**Task to carry out**
Drop every picture and give the entries back exactly.

**Dataset extract**
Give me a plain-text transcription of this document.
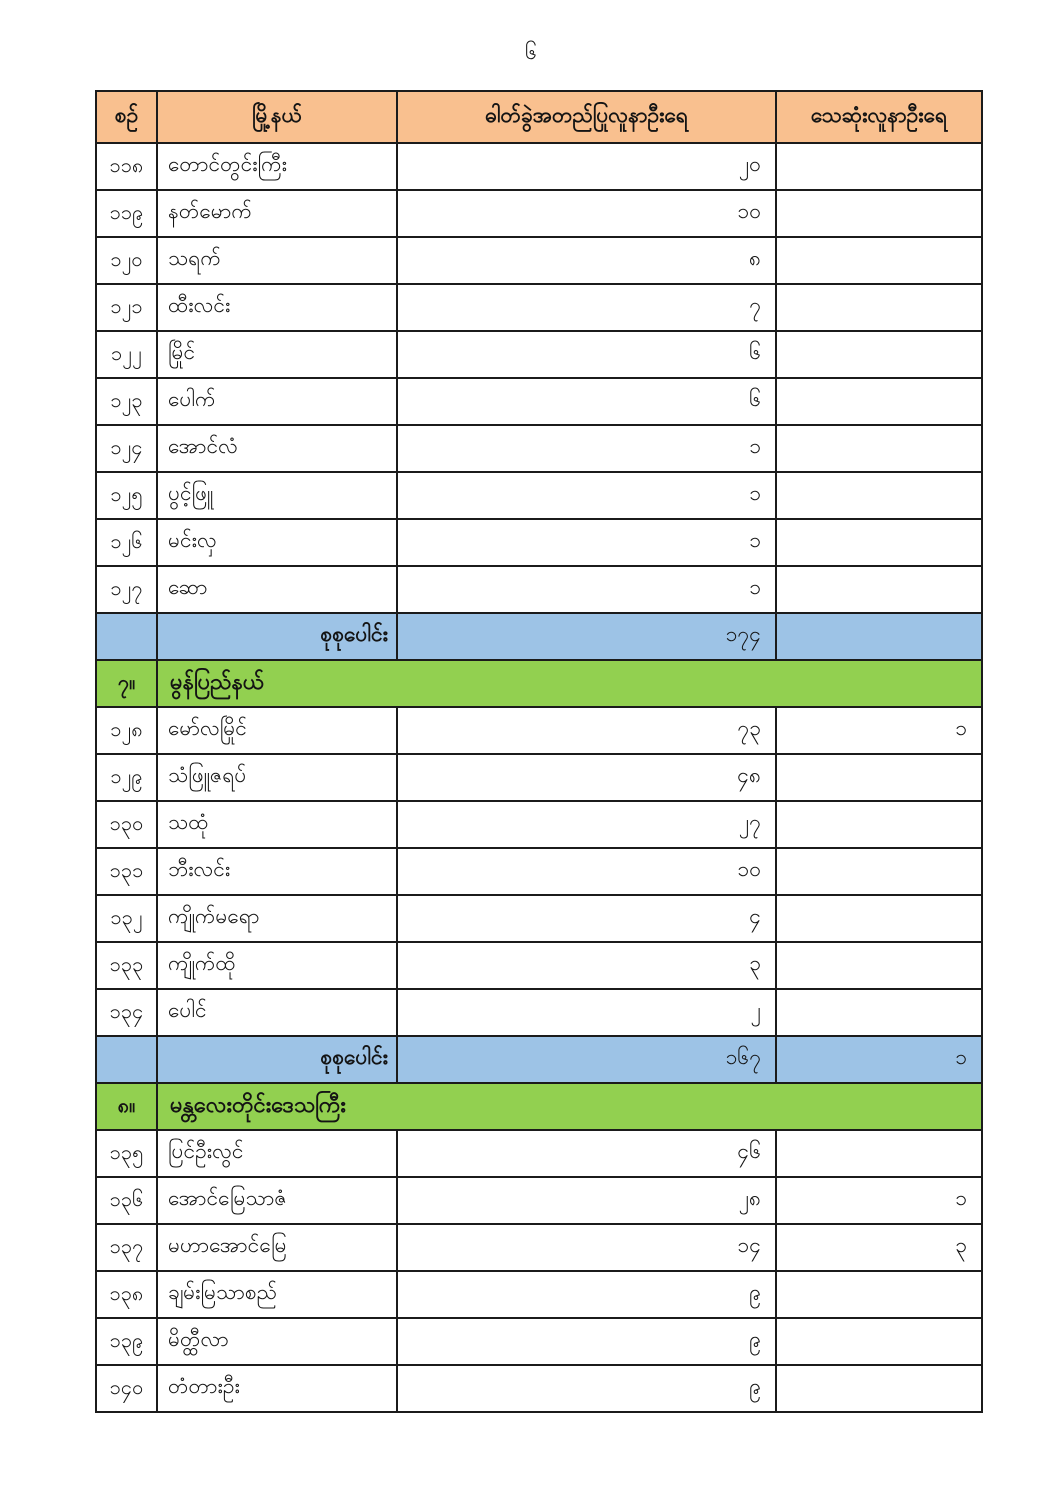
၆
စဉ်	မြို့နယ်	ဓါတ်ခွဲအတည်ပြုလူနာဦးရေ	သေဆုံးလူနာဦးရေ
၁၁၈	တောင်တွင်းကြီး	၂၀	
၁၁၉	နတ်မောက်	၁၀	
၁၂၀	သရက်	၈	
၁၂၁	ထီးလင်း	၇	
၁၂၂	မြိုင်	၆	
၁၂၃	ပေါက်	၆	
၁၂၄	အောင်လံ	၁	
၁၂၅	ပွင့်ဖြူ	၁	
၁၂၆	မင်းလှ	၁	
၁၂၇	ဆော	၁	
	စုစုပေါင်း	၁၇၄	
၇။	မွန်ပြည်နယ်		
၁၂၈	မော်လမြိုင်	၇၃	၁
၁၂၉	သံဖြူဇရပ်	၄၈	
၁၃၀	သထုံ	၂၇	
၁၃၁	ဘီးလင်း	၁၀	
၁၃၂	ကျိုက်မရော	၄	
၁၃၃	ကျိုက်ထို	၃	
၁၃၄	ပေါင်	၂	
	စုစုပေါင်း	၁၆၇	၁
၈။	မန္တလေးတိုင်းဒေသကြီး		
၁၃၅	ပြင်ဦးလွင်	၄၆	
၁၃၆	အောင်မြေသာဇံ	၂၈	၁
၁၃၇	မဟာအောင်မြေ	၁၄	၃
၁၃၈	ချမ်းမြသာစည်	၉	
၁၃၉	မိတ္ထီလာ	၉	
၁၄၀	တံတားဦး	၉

**Task output**
Give me a plain-text transcription of this document.
၆
စဉ်	မြို့နယ်	ဓါတ်ခွဲအတည်ပြုလူနာဦးရေ	သေဆုံးလူနာဦးရေ
၁၁၈	တောင်တွင်းကြီး	၂၀	
၁၁၉	နတ်မောက်	၁၀	
၁၂၀	သရက်	၈	
၁၂၁	ထီးလင်း	၇	
၁၂၂	မြိုင်	၆	
၁၂၃	ပေါက်	၆	
၁၂၄	အောင်လံ	၁	
၁၂၅	ပွင့်ဖြူ	၁	
၁၂၆	မင်းလှ	၁	
၁၂၇	ဆော	၁	
	စုစုပေါင်း	၁၇၄	
၇။	မွန်ပြည်နယ်		
၁၂၈	မော်လမြိုင်	၇၃	၁
၁၂၉	သံဖြူဇရပ်	၄၈	
၁၃၀	သထုံ	၂၇	
၁၃၁	ဘီးလင်း	၁၀	
၁၃၂	ကျိုက်မရော	၄	
၁၃၃	ကျိုက်ထို	၃	
၁၃၄	ပေါင်	၂	
	စုစုပေါင်း	၁၆၇	၁
၈။	မန္တလေးတိုင်းဒေသကြီး		
၁၃၅	ပြင်ဦးလွင်	၄၆	
၁၃၆	အောင်မြေသာဇံ	၂၈	၁
၁၃၇	မဟာအောင်မြေ	၁၄	၃
၁၃၈	ချမ်းမြသာစည်	၉	
၁၃၉	မိတ္ထီလာ	၉	
၁၄၀	တံတားဦး	၉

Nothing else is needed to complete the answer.